*INSTRUCTIONS FOR THE TASK*:
Copy whichever lines contain the string "screenshot".

--- BEGIN ---

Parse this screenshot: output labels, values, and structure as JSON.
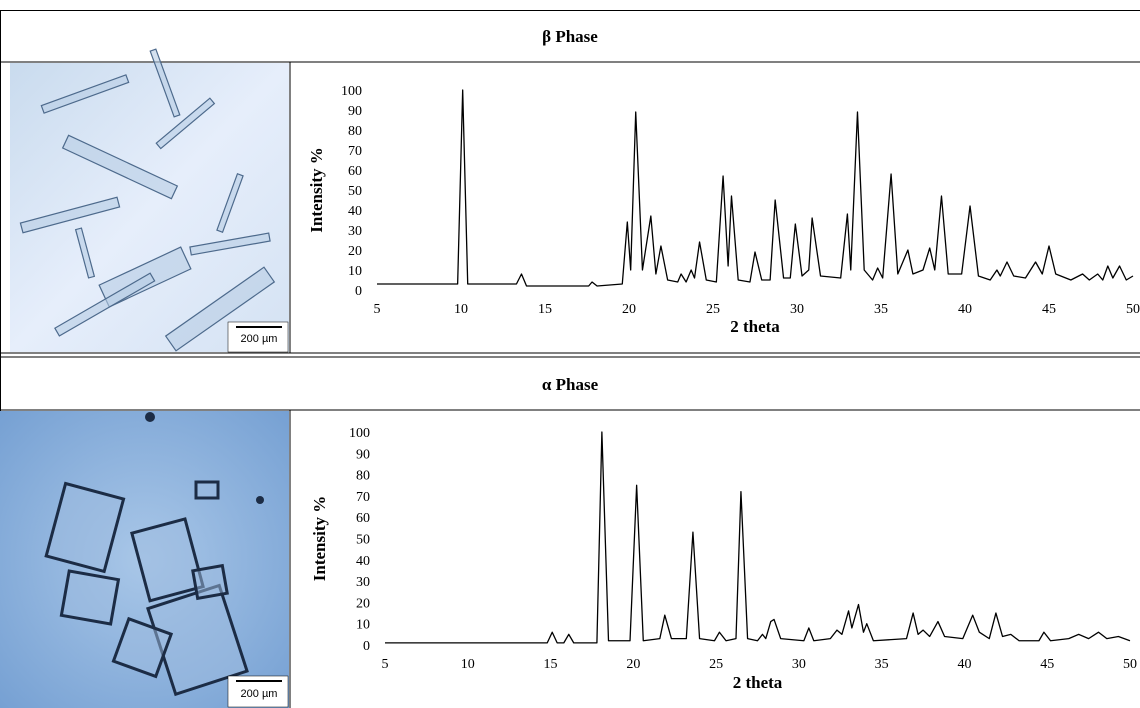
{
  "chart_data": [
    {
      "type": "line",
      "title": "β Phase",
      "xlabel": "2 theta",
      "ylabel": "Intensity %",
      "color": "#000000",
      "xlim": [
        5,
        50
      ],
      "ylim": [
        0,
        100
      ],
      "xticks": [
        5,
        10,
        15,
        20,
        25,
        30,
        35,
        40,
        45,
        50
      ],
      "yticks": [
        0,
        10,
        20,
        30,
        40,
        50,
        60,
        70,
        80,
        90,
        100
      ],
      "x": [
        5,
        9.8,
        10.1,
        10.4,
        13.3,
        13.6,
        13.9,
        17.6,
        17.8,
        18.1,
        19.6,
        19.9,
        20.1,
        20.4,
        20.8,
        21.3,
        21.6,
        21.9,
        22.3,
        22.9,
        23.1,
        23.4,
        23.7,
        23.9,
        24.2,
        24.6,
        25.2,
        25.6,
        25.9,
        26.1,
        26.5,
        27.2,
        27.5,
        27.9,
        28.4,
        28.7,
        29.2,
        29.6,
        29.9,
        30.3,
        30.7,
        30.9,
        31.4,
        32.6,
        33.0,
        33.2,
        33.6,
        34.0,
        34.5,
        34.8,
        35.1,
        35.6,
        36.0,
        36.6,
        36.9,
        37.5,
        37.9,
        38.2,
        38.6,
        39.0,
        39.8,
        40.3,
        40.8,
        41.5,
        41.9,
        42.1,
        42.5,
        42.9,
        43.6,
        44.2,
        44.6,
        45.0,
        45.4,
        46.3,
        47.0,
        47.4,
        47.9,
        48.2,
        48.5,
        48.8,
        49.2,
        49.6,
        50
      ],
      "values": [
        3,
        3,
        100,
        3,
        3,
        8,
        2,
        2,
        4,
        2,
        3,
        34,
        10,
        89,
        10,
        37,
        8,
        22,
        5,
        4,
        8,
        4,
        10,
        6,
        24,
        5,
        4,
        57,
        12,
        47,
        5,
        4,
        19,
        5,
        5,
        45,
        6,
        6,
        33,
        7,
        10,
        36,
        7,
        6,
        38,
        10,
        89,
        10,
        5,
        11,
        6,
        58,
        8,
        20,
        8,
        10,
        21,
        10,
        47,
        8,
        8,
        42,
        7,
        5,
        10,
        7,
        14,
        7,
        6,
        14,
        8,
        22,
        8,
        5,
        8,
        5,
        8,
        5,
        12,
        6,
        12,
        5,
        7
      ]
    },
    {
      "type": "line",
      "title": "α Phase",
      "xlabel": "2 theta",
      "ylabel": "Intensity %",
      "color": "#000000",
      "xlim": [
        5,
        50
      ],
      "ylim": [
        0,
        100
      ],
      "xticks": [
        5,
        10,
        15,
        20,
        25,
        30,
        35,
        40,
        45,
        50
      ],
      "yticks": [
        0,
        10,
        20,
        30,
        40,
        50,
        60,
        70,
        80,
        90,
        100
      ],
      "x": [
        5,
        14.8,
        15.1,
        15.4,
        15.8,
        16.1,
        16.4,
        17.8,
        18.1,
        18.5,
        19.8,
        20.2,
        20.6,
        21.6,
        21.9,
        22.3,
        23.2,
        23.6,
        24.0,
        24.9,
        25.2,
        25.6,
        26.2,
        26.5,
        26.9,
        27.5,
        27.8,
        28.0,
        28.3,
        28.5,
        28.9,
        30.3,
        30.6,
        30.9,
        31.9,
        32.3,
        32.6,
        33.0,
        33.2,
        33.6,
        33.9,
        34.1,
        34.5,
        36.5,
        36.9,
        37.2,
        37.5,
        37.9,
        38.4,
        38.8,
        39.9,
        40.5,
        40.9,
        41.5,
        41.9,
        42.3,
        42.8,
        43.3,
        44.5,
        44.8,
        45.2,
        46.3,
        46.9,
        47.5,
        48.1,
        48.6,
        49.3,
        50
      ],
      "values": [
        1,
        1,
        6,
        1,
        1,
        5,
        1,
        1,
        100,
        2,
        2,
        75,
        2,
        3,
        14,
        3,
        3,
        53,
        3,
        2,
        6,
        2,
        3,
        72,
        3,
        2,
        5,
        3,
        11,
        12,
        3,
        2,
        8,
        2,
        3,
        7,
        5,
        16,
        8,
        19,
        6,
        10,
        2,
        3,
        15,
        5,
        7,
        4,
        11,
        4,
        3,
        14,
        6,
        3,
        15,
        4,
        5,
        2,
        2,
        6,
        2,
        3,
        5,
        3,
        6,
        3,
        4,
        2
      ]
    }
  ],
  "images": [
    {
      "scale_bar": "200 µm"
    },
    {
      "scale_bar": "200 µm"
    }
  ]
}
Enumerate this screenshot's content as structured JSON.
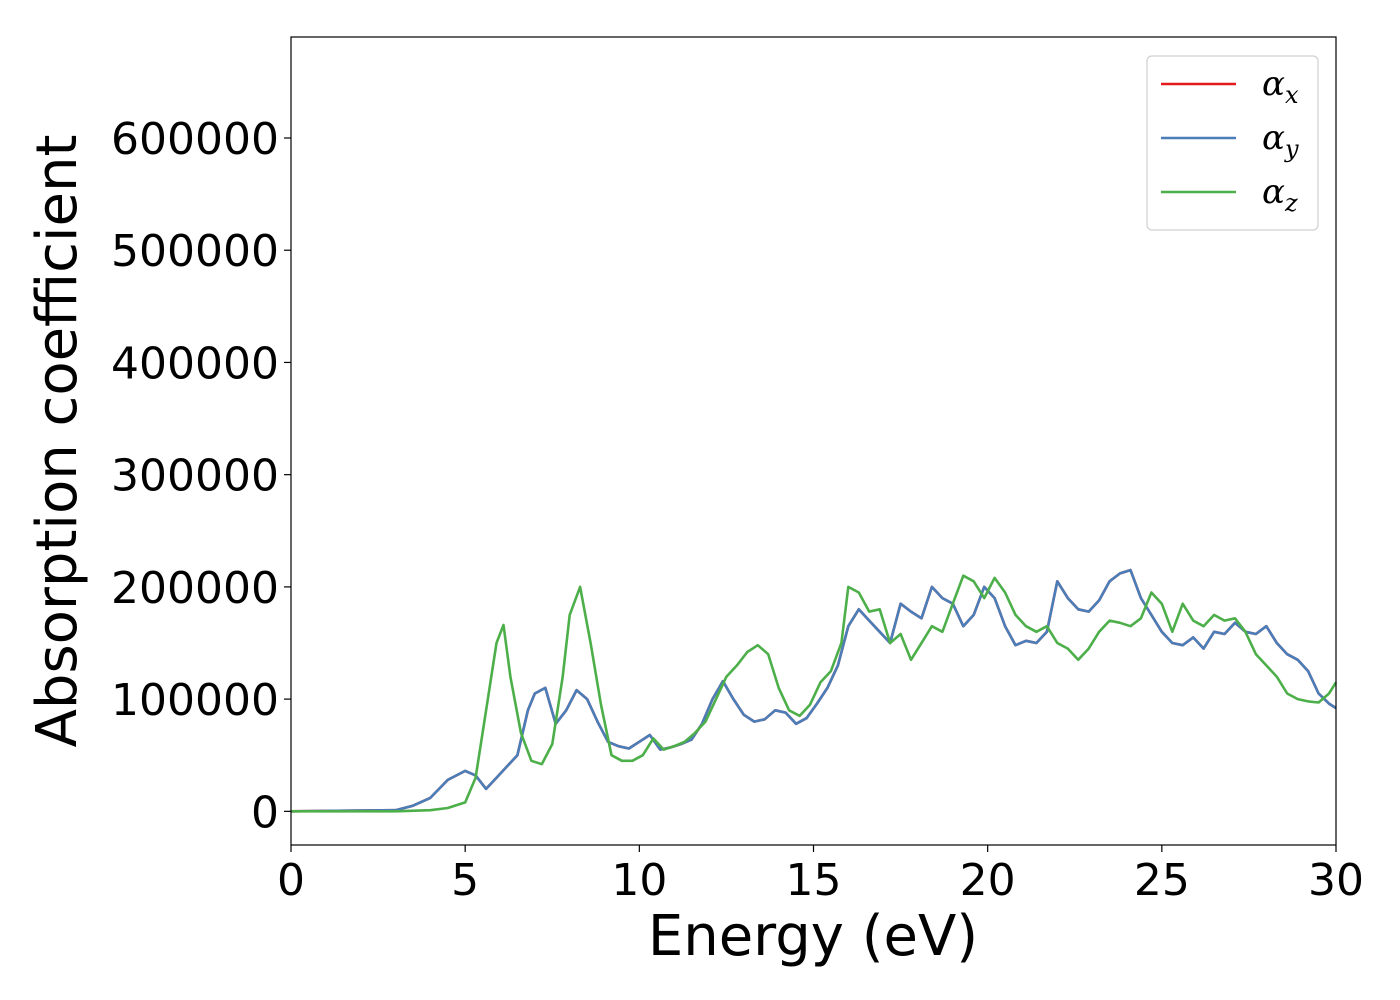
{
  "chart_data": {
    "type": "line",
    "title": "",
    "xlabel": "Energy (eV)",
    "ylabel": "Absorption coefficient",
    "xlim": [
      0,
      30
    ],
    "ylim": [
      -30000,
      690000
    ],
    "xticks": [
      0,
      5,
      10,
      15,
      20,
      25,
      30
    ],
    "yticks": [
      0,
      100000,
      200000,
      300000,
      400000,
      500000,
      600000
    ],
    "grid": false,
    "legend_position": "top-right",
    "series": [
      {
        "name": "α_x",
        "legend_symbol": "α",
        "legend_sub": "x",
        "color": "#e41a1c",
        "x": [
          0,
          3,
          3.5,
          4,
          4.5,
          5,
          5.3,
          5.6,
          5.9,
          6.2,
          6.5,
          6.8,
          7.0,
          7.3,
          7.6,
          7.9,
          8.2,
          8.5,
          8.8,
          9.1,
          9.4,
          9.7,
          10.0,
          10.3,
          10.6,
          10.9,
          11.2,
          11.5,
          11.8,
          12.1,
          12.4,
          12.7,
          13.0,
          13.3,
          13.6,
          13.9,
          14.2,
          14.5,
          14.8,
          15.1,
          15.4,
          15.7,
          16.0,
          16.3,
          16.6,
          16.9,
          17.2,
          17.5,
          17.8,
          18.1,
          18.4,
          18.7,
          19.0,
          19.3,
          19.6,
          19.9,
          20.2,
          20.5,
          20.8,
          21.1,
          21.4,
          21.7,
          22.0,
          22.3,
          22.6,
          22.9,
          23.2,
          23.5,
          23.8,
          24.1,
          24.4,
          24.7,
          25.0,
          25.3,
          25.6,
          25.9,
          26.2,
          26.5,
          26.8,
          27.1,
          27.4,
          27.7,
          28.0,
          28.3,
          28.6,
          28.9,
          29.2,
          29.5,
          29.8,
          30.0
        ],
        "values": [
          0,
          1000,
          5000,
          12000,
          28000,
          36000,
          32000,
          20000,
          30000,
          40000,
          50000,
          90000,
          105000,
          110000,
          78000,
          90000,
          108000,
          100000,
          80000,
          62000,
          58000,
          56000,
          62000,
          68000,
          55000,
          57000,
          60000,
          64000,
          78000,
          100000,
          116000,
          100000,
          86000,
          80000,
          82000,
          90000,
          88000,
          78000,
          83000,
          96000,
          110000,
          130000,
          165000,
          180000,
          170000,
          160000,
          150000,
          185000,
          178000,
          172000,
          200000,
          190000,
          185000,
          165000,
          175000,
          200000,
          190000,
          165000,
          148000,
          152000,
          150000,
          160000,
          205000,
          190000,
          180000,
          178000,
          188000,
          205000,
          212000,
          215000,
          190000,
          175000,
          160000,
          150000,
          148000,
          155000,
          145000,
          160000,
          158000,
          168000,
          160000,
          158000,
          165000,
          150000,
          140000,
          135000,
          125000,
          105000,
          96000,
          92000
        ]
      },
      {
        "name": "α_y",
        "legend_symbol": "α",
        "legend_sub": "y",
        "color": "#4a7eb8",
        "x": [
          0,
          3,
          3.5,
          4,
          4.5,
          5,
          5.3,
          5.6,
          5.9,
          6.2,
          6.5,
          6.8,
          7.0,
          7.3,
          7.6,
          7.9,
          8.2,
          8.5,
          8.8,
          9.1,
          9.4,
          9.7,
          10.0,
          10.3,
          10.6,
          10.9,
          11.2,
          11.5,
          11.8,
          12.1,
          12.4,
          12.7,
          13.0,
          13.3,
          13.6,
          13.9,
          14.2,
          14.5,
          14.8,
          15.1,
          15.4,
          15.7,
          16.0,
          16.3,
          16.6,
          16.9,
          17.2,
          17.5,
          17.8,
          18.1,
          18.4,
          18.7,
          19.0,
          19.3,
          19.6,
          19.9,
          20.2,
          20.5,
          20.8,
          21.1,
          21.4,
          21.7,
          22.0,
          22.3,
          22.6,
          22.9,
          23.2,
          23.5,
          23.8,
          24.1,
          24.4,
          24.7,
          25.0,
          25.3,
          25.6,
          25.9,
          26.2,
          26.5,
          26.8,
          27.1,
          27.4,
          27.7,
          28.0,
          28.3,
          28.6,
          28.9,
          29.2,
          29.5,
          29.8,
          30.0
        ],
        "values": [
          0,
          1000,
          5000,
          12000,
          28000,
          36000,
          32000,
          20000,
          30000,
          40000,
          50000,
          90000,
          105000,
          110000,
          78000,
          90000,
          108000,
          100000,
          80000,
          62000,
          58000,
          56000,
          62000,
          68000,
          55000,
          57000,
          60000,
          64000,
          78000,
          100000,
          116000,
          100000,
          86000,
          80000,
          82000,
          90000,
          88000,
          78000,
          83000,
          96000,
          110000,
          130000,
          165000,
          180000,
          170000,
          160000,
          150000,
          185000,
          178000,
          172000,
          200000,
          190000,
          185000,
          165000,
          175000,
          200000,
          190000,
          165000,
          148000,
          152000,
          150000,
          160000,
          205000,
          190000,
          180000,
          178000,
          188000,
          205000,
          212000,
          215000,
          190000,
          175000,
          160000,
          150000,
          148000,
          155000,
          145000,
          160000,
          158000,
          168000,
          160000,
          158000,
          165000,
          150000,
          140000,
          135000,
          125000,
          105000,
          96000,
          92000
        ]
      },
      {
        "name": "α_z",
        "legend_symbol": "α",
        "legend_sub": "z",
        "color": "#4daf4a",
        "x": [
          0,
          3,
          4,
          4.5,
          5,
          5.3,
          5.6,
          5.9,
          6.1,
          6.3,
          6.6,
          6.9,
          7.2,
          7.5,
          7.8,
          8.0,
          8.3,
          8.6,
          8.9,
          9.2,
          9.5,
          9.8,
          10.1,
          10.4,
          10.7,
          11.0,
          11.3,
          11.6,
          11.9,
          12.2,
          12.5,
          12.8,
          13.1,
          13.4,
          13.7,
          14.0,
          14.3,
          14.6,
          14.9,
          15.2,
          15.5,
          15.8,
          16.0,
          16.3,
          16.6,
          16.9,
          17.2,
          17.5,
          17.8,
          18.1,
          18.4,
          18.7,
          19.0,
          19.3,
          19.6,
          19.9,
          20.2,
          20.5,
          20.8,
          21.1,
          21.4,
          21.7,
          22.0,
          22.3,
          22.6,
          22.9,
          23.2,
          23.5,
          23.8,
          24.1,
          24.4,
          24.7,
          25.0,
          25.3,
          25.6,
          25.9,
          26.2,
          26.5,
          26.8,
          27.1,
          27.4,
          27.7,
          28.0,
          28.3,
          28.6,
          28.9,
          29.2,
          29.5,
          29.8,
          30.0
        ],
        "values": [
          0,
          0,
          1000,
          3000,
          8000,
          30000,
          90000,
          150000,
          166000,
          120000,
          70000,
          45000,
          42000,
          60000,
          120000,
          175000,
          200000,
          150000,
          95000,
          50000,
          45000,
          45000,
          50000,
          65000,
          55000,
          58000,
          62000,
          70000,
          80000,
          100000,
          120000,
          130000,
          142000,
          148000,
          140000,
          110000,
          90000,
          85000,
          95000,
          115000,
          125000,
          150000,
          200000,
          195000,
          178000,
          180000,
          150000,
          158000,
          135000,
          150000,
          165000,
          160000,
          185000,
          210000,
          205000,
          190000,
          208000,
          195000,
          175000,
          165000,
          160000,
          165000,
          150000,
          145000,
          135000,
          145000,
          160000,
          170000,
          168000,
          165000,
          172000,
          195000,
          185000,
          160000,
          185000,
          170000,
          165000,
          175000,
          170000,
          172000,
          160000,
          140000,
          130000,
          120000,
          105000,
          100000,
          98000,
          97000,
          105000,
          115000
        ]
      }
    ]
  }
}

--- END ---

*RESPONSE*:
Parse this screenshot: output labels, values, and structure as JSON.
Enumerate this screenshot's content as structured JSON.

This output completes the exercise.